§ GOAL
Below are some records; retype all of them exactly.
━━━ STORED DATA ━━━
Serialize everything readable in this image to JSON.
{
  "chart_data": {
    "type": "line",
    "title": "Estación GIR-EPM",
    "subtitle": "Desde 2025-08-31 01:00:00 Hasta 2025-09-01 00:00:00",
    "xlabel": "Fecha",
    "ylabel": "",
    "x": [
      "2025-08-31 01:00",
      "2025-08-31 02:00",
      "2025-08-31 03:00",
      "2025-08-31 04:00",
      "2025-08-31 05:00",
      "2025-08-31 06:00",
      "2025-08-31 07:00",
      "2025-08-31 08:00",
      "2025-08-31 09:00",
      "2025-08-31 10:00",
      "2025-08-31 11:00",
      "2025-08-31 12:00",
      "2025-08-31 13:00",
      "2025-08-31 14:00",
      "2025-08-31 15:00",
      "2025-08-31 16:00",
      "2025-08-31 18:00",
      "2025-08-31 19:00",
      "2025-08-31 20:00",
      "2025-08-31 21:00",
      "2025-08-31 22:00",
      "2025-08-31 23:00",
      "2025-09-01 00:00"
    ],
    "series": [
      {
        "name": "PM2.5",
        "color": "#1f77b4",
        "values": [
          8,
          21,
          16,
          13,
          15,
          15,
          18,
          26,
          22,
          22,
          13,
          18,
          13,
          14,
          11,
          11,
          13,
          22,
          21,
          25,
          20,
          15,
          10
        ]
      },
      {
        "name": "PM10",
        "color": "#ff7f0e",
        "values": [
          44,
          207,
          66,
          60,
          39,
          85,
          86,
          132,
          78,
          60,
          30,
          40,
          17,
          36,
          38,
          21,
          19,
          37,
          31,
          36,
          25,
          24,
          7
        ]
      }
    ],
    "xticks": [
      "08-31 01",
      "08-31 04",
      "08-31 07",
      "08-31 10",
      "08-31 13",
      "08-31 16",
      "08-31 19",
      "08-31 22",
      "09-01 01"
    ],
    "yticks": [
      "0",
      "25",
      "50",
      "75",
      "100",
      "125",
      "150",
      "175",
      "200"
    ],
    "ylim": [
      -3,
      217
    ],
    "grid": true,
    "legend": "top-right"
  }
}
━━━
§ COMPLETE OUTPUT
Serialize everything readable in this image to JSON.
{
  "chart_data": {
    "type": "line",
    "title": "Estación GIR-EPM",
    "subtitle": "Desde 2025-08-31 01:00:00 Hasta 2025-09-01 00:00:00",
    "xlabel": "Fecha",
    "ylabel": "",
    "x": [
      "2025-08-31 01:00",
      "2025-08-31 02:00",
      "2025-08-31 03:00",
      "2025-08-31 04:00",
      "2025-08-31 05:00",
      "2025-08-31 06:00",
      "2025-08-31 07:00",
      "2025-08-31 08:00",
      "2025-08-31 09:00",
      "2025-08-31 10:00",
      "2025-08-31 11:00",
      "2025-08-31 12:00",
      "2025-08-31 13:00",
      "2025-08-31 14:00",
      "2025-08-31 15:00",
      "2025-08-31 16:00",
      "2025-08-31 18:00",
      "2025-08-31 19:00",
      "2025-08-31 20:00",
      "2025-08-31 21:00",
      "2025-08-31 22:00",
      "2025-08-31 23:00",
      "2025-09-01 00:00"
    ],
    "series": [
      {
        "name": "PM2.5",
        "color": "#1f77b4",
        "values": [
          8,
          21,
          16,
          13,
          15,
          15,
          18,
          26,
          22,
          22,
          13,
          18,
          13,
          14,
          11,
          11,
          13,
          22,
          21,
          25,
          20,
          15,
          10
        ]
      },
      {
        "name": "PM10",
        "color": "#ff7f0e",
        "values": [
          44,
          207,
          66,
          60,
          39,
          85,
          86,
          132,
          78,
          60,
          30,
          40,
          17,
          36,
          38,
          21,
          19,
          37,
          31,
          36,
          25,
          24,
          7
        ]
      }
    ],
    "xticks": [
      "08-31 01",
      "08-31 04",
      "08-31 07",
      "08-31 10",
      "08-31 13",
      "08-31 16",
      "08-31 19",
      "08-31 22",
      "09-01 01"
    ],
    "yticks": [
      "0",
      "25",
      "50",
      "75",
      "100",
      "125",
      "150",
      "175",
      "200"
    ],
    "ylim": [
      -3,
      217
    ],
    "grid": true,
    "legend": "top-right"
  }
}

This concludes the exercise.